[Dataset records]
──────

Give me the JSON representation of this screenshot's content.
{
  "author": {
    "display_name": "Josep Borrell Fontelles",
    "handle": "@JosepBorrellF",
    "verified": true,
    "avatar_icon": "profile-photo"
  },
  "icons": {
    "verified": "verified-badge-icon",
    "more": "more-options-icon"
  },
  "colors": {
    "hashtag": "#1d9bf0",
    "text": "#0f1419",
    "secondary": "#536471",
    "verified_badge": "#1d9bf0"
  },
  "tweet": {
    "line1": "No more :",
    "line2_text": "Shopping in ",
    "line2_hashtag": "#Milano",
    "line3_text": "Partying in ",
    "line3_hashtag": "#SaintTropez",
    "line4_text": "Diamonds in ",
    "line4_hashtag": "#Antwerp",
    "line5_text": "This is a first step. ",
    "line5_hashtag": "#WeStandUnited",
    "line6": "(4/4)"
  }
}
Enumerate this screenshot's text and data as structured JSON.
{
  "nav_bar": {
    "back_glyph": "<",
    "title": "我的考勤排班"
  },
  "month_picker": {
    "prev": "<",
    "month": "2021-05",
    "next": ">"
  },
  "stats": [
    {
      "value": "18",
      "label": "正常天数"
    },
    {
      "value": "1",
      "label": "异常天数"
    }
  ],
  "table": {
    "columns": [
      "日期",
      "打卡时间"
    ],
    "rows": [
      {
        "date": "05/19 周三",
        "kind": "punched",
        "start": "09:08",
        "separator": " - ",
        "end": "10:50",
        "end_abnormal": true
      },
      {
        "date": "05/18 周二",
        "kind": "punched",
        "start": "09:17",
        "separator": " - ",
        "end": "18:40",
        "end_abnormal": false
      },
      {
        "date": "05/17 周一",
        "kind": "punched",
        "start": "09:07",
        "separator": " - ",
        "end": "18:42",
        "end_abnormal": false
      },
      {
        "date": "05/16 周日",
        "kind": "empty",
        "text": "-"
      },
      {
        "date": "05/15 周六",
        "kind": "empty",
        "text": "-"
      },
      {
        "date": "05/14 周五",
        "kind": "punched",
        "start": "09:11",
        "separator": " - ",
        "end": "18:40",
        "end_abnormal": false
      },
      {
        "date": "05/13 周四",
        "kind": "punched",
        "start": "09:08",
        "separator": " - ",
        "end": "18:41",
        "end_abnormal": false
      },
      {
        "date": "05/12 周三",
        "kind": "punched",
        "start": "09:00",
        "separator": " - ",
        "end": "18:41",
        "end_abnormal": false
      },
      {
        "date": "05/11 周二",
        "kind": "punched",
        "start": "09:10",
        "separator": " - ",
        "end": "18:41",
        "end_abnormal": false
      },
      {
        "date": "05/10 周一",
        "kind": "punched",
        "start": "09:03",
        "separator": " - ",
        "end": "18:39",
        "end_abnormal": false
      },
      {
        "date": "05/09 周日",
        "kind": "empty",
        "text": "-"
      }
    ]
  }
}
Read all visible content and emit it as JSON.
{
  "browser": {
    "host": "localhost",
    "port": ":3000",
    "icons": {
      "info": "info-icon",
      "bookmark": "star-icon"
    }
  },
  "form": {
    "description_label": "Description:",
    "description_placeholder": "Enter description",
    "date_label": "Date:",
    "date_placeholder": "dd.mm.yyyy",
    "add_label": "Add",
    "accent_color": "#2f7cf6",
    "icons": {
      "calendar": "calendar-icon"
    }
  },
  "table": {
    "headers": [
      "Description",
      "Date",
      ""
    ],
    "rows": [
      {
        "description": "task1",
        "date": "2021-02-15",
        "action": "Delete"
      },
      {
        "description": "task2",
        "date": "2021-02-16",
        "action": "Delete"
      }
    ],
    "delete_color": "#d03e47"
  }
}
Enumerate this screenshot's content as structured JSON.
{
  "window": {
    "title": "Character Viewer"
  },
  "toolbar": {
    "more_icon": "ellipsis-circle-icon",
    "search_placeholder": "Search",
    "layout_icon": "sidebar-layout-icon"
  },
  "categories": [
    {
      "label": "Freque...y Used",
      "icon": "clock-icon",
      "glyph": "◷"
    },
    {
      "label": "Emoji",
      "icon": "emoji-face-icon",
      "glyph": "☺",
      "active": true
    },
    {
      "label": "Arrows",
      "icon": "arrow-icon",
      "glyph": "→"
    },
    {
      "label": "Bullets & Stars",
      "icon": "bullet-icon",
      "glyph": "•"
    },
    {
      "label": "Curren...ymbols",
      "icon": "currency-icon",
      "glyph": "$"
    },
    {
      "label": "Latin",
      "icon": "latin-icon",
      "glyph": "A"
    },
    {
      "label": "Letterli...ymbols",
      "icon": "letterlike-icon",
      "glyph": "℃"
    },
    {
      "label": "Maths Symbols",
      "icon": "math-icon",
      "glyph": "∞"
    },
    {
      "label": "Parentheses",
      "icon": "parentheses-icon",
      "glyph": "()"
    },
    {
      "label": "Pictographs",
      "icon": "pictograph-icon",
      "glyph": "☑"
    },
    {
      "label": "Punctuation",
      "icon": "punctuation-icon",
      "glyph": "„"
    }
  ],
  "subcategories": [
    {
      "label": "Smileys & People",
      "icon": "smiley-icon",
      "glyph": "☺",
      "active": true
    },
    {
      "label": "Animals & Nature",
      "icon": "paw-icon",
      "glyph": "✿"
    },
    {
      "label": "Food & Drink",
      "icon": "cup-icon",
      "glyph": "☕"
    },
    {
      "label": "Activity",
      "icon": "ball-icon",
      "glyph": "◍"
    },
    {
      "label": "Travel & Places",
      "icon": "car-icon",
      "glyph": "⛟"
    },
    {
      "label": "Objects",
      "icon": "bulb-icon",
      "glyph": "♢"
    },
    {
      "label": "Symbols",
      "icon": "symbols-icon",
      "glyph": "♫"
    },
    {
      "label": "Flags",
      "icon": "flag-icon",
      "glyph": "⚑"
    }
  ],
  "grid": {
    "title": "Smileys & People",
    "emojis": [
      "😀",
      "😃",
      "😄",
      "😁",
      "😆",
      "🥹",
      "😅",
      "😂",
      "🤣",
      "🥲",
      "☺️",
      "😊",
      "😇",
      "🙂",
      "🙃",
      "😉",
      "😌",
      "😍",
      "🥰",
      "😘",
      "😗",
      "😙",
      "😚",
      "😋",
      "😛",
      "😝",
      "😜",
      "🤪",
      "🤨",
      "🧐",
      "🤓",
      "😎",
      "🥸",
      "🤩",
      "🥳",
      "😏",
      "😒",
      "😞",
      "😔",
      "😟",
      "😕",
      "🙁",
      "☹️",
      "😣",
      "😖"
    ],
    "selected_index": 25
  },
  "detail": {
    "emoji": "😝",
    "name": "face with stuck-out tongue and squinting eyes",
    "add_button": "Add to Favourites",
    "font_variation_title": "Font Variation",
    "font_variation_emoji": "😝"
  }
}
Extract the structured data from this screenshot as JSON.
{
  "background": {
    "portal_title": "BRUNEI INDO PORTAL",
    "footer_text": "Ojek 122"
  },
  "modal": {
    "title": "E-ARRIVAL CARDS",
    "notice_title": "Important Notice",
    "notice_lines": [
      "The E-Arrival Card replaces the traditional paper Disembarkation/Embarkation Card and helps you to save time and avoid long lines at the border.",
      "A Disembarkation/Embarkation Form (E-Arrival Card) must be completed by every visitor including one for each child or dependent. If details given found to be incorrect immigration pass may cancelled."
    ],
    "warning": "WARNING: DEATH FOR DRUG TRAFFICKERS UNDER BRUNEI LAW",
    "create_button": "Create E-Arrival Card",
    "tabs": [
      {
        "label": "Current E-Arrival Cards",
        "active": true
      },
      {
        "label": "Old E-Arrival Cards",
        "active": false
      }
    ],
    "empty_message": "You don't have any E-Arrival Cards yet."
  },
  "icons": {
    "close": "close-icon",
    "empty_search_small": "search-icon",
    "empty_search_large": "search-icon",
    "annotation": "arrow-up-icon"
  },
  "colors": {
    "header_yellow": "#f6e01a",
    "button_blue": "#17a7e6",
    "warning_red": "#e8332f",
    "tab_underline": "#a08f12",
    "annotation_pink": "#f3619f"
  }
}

──────

_Prompt_
Every line above that contains the word "face" should be reported.

_Written answer_
      "icon": "emoji-face-icon",
    "name": "face with stuck-out tongue and squinting eyes",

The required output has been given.